__Work to complete__: Repeat the entire listing exactly as written.

-- Begin --

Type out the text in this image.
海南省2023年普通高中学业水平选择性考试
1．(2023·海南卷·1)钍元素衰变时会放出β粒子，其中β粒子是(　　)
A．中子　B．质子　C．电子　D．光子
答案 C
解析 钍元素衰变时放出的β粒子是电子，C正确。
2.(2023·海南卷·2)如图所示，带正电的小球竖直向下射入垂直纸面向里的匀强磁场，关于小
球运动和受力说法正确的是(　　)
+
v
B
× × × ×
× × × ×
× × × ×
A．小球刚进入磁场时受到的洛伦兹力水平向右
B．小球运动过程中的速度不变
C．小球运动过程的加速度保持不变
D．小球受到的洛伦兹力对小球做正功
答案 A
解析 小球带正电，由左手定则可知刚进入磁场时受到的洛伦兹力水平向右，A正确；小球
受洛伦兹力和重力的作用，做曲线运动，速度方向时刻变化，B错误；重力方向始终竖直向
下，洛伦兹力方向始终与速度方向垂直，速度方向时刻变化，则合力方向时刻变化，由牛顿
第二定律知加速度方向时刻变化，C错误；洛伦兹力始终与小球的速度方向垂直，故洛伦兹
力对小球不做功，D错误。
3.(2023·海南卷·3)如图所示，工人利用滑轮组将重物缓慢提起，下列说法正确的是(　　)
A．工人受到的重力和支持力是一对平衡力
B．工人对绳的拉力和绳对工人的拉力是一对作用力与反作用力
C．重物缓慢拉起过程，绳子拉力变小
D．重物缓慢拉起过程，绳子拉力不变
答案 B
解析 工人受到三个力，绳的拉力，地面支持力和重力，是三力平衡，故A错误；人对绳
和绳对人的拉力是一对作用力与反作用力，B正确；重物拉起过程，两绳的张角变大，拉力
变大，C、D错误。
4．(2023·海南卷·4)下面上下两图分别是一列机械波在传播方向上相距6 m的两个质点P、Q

-- End --

__Exercise response__:
Type out the text in this image.
海南省2023年普通高中学业水平选择性考试
1．(2023·海南卷·1)钍元素衰变时会放出β粒子，其中β粒子是(　　)
A．中子　B．质子　C．电子　D．光子
答案 C
解析 钍元素衰变时放出的β粒子是电子，C正确。
2.(2023·海南卷·2)如图所示，带正电的小球竖直向下射入垂直纸面向里的匀强磁场，关于小
球运动和受力说法正确的是(　　)
+
v
B
× × × ×
× × × ×
× × × ×
A．小球刚进入磁场时受到的洛伦兹力水平向右
B．小球运动过程中的速度不变
C．小球运动过程的加速度保持不变
D．小球受到的洛伦兹力对小球做正功
答案 A
解析 小球带正电，由左手定则可知刚进入磁场时受到的洛伦兹力水平向右，A正确；小球
受洛伦兹力和重力的作用，做曲线运动，速度方向时刻变化，B错误；重力方向始终竖直向
下，洛伦兹力方向始终与速度方向垂直，速度方向时刻变化，则合力方向时刻变化，由牛顿
第二定律知加速度方向时刻变化，C错误；洛伦兹力始终与小球的速度方向垂直，故洛伦兹
力对小球不做功，D错误。
3.(2023·海南卷·3)如图所示，工人利用滑轮组将重物缓慢提起，下列说法正确的是(　　)
A．工人受到的重力和支持力是一对平衡力
B．工人对绳的拉力和绳对工人的拉力是一对作用力与反作用力
C．重物缓慢拉起过程，绳子拉力变小
D．重物缓慢拉起过程，绳子拉力不变
答案 B
解析 工人受到三个力，绳的拉力，地面支持力和重力，是三力平衡，故A错误；人对绳
和绳对人的拉力是一对作用力与反作用力，B正确；重物拉起过程，两绳的张角变大，拉力
变大，C、D错误。
4．(2023·海南卷·4)下面上下两图分别是一列机械波在传播方向上相距6 m的两个质点P、Q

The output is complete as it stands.